● **Problem details**: Copy all of the records below line for line, without changing anything, and leave the picture out of your answer.

----------

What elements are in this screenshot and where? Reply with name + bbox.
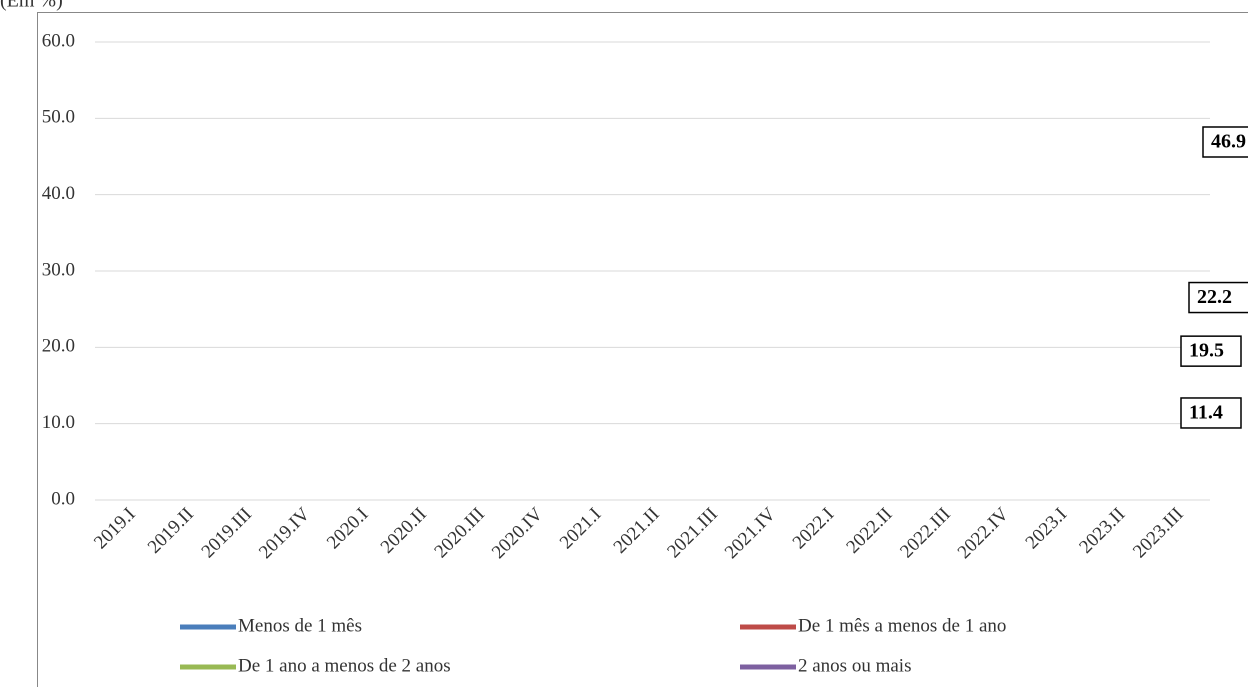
x-tick-label: 2021.III <box>663 504 722 563</box>
y-tick-label: 40.0 <box>42 183 75 204</box>
y-tick-label: 0.0 <box>51 488 75 509</box>
x-tick-label: 2020.IV <box>488 504 547 563</box>
data-label: 22.2 <box>1197 286 1232 308</box>
data-label: 19.5 <box>1189 340 1224 362</box>
legend-label: 2 anos ou mais <box>798 655 911 676</box>
x-tick-label: 2023.II <box>1075 504 1129 558</box>
data-label: 11.4 <box>1189 402 1223 424</box>
x-tick-label: 2023.I <box>1022 504 1072 554</box>
x-tick-label: 2019.I <box>90 504 140 554</box>
y-tick-label: 20.0 <box>42 336 75 357</box>
x-tick-label: 2020.III <box>430 504 489 563</box>
legend-label: De 1 mês a menos de 1 ano <box>798 615 1006 636</box>
y-tick-label: 10.0 <box>42 412 75 433</box>
x-tick-label: 2020.I <box>323 504 373 554</box>
x-tick-label: 2022.I <box>789 504 839 554</box>
legend-label: Menos de 1 mês <box>238 615 362 636</box>
x-tick-label: 2019.IV <box>255 504 314 563</box>
chart-border <box>38 13 1248 688</box>
x-tick-label: 2022.III <box>896 504 955 563</box>
legend-label: De 1 ano a menos de 2 anos <box>238 655 451 676</box>
x-tick-label: 2023.III <box>1129 504 1188 563</box>
x-tick-label: 2021.IV <box>721 504 780 563</box>
x-tick-label: 2022.IV <box>954 504 1013 563</box>
y-tick-label: 50.0 <box>42 107 75 128</box>
y-tick-label: 60.0 <box>42 30 75 51</box>
x-tick-label: 2020.II <box>377 504 431 558</box>
x-tick-label: 2019.III <box>198 504 257 563</box>
y-tick-label: 30.0 <box>42 259 75 280</box>
x-tick-label: 2021.II <box>610 504 664 558</box>
x-tick-label: 2019.II <box>144 504 198 558</box>
data-label: 46.9 <box>1211 131 1246 153</box>
x-tick-label: 2021.I <box>556 504 606 554</box>
chart-title: (Em %) <box>0 0 63 12</box>
x-tick-label: 2022.II <box>842 504 896 558</box>
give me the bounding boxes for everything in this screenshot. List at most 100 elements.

----------

● **Written answer**:
What elements are in this screenshot and where? Reply with name + bbox.
x-tick-label: 2021.III <box>663 504 722 563</box>
y-tick-label: 40.0 <box>42 183 75 204</box>
y-tick-label: 0.0 <box>51 488 75 509</box>
x-tick-label: 2020.IV <box>488 504 547 563</box>
data-label: 22.2 <box>1197 286 1232 308</box>
data-label: 19.5 <box>1189 340 1224 362</box>
legend-label: 2 anos ou mais <box>798 655 911 676</box>
x-tick-label: 2023.II <box>1075 504 1129 558</box>
data-label: 11.4 <box>1189 402 1223 424</box>
x-tick-label: 2023.I <box>1022 504 1072 554</box>
x-tick-label: 2019.I <box>90 504 140 554</box>
y-tick-label: 20.0 <box>42 336 75 357</box>
x-tick-label: 2020.III <box>430 504 489 563</box>
legend-label: De 1 mês a menos de 1 ano <box>798 615 1006 636</box>
y-tick-label: 10.0 <box>42 412 75 433</box>
x-tick-label: 2020.I <box>323 504 373 554</box>
x-tick-label: 2022.I <box>789 504 839 554</box>
legend-label: Menos de 1 mês <box>238 615 362 636</box>
x-tick-label: 2019.IV <box>255 504 314 563</box>
chart-border <box>38 13 1248 688</box>
x-tick-label: 2022.III <box>896 504 955 563</box>
legend-label: De 1 ano a menos de 2 anos <box>238 655 451 676</box>
x-tick-label: 2023.III <box>1129 504 1188 563</box>
x-tick-label: 2021.IV <box>721 504 780 563</box>
x-tick-label: 2022.IV <box>954 504 1013 563</box>
y-tick-label: 50.0 <box>42 107 75 128</box>
y-tick-label: 60.0 <box>42 30 75 51</box>
x-tick-label: 2020.II <box>377 504 431 558</box>
x-tick-label: 2019.III <box>198 504 257 563</box>
y-tick-label: 30.0 <box>42 259 75 280</box>
x-tick-label: 2021.II <box>610 504 664 558</box>
x-tick-label: 2019.II <box>144 504 198 558</box>
data-label: 46.9 <box>1211 131 1246 153</box>
x-tick-label: 2021.I <box>556 504 606 554</box>
chart-title: (Em %) <box>0 0 63 12</box>
x-tick-label: 2022.II <box>842 504 896 558</box>
give me the bounding boxes for everything in this screenshot. List at most 100 elements.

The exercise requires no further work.